Brief –
The output should be every line below that includes the word "growth".

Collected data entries
+ + + +

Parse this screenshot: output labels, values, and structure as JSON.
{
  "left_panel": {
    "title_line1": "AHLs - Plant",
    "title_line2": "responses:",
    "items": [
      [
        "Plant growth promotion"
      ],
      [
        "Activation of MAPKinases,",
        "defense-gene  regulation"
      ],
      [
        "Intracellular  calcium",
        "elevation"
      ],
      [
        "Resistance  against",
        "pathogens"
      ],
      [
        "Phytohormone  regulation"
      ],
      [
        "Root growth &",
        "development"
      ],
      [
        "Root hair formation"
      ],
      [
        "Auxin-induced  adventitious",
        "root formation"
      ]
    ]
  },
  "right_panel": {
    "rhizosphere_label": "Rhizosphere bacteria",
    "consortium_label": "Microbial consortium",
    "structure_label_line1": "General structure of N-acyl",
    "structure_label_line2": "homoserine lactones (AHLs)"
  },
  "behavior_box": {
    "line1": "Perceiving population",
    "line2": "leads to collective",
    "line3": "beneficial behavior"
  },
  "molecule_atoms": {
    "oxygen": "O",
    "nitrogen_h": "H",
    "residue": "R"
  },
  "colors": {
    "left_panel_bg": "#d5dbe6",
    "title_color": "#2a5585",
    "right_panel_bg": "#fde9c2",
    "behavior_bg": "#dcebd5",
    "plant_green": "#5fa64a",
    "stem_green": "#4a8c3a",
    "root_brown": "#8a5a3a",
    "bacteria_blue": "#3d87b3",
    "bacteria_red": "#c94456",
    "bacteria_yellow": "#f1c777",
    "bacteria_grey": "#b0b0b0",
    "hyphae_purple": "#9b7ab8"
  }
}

+ + + +

Answer area –
        "Plant growth promotion"
        "Root growth &",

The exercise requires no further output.